* [WORK TO COMPLETE]: Determine which lines of the records include the word "Земельна", and copy them.

──────── DATA PROVIDED

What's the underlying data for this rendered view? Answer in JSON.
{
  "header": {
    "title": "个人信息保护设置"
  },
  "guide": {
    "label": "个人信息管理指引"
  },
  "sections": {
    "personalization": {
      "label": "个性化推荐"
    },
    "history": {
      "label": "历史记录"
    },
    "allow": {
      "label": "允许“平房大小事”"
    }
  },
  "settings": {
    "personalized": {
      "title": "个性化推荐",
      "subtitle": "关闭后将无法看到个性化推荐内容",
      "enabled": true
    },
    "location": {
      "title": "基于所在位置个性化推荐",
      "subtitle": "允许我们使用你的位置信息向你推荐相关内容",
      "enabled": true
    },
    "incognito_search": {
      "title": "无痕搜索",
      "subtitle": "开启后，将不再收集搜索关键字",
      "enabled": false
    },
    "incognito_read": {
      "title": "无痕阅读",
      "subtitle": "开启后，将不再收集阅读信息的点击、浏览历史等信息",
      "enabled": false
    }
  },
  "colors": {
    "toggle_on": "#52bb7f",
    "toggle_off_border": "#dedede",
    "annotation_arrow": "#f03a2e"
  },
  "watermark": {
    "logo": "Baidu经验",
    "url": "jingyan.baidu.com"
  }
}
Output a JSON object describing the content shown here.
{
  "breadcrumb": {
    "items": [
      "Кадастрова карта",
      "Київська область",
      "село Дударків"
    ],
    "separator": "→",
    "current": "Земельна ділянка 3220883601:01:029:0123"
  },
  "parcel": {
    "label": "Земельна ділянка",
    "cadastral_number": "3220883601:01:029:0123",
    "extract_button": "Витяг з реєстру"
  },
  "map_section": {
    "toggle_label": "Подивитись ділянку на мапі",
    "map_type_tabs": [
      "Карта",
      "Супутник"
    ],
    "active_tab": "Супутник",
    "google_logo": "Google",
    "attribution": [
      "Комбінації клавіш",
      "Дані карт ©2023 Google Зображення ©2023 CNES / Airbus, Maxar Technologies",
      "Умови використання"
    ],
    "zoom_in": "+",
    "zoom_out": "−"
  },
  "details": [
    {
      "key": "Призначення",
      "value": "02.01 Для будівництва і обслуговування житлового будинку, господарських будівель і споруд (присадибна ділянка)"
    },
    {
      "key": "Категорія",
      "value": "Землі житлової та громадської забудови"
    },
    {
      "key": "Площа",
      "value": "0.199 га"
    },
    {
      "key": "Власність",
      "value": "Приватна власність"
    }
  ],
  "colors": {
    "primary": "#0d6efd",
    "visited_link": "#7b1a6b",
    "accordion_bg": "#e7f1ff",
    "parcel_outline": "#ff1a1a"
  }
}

────────────────

* [COMPLETED EXERCISE]:
    "current": "Земельна ділянка 3220883601:01:029:0123"
    "label": "Земельна ділянка",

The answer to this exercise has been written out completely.